Copy out every line that contains the word "take".

**Supplied information**:
┄┄┄┄┄┄

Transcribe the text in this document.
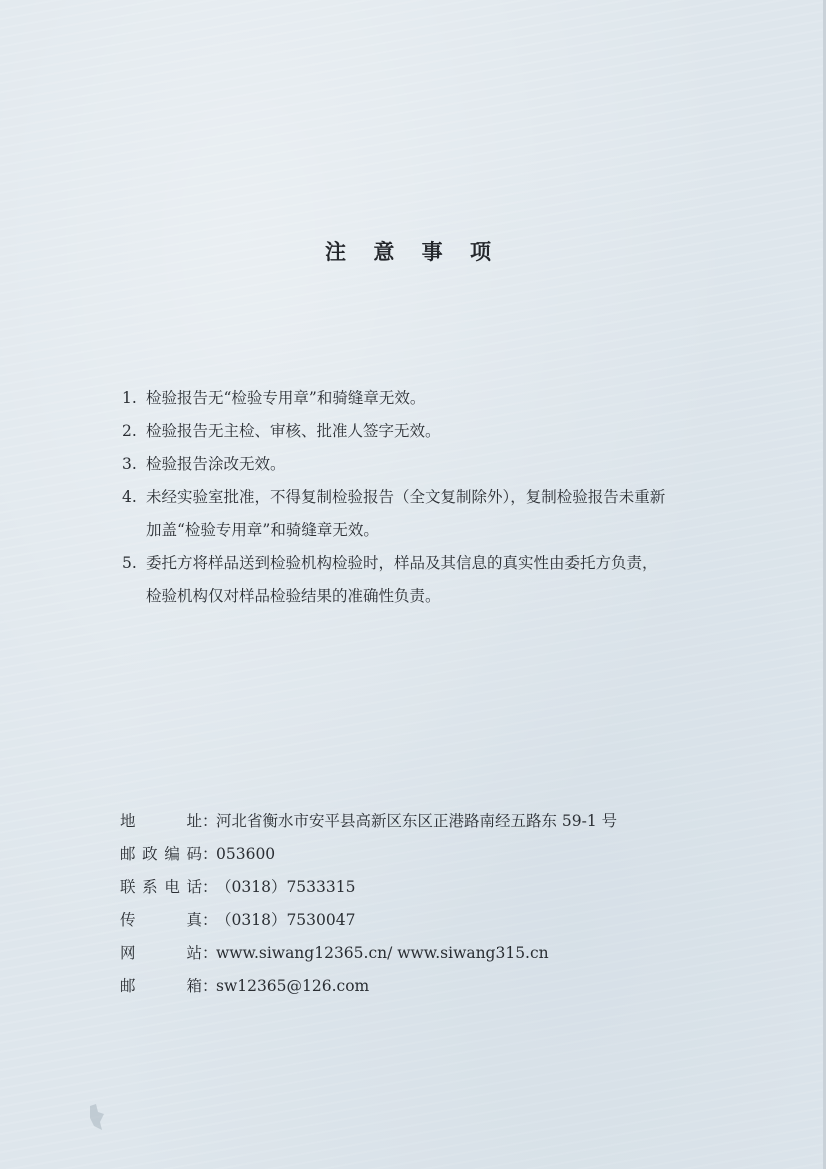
注 意 事 项
1. 检验报告无“检验专用章”和骑缝章无效。
2. 检验报告无主检、审核、批准人签字无效。
3. 检验报告涂改无效。
4. 未经实验室批准，不得复制检验报告（全文复制除外），复制检验报告未重新
加盖“检验专用章”和骑缝章无效。
5. 委托方将样品送到检验机构检验时，样品及其信息的真实性由委托方负责，
检验机构仅对样品检验结果的准确性负责。
地址 ：
河北省衡水市安平县高新区东区正港路南经五路东 59-1 号
邮政编码 ：
053600
联系电话 ：
（0318）7533315
传真 ：
（0318）7530047
网站 ：
www.siwang12365.cn/ www.siwang315.cn
邮箱 ：
sw12365@126.com
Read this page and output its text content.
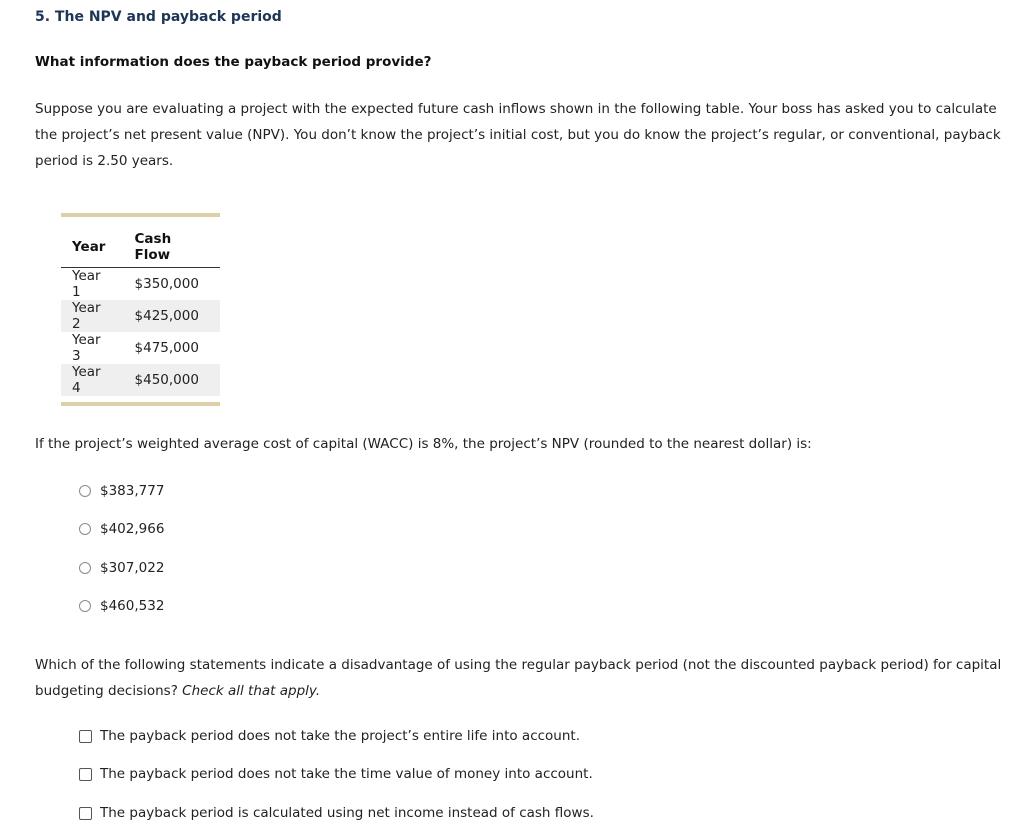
5. The NPV and payback period
What information does the payback period provide?

Suppose you are evaluating a project with the expected future cash inflows shown in the following table. Your boss has asked you to calculate the project’s net present value (NPV). You don’t know the project’s initial cost, but you do know the project’s regular, or conventional, payback period is 2.50 years.

Year	Cash Flow
Year 1	$350,000
Year 2	$425,000
Year 3	$475,000
Year 4	$450,000
If the project’s weighted average cost of capital (WACC) is 8%, the project’s NPV (rounded to the nearest dollar) is:
$383,777
$402,966
$307,022
$460,532

Which of the following statements indicate a disadvantage of using the regular payback period (not the discounted payback period) for capital budgeting decisions? Check all that apply.

The payback period does not take the project’s entire life into account.
The payback period does not take the time value of money into account.
The payback period is calculated using net income instead of cash flows.
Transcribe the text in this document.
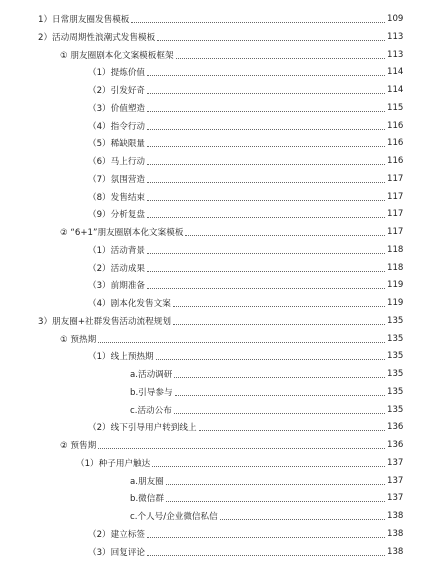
1）日常朋友圈发售模板	109
2）活动周期性浪潮式发售模板	113
① 朋友圈剧本化文案模板框架	113
（1）提炼价值	114
（2）引发好奇	114
（3）价值塑造	115
（4）指令行动	116
（5）稀缺限量	116
（6）马上行动	116
（7）氛围营造	117
（8）发售结束	117
（9）分析复盘	117
② “6+1”朋友圈剧本化文案模板	117
（1）活动背景	118
（2）活动成果	118
（3）前期准备	119
（4）剧本化发售文案	119
3）朋友圈+社群发售活动流程规划	135
① 预热期	135
（1）线上预热期	135
a.活动调研	135
b.引导参与	135
c.活动公布	135
（2）线下引导用户转到线上	136
② 预售期	136
（1）种子用户触达	137
a.朋友圈	137
b.微信群	137
c.个人号/企业微信私信	138
（2）建立标签	138
（3）回复评论	138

┄┄┄┄┄┄

**Result of this exercise**:
The payback period does not take the project’s entire life into account.
The payback period does not take the time value of money into account.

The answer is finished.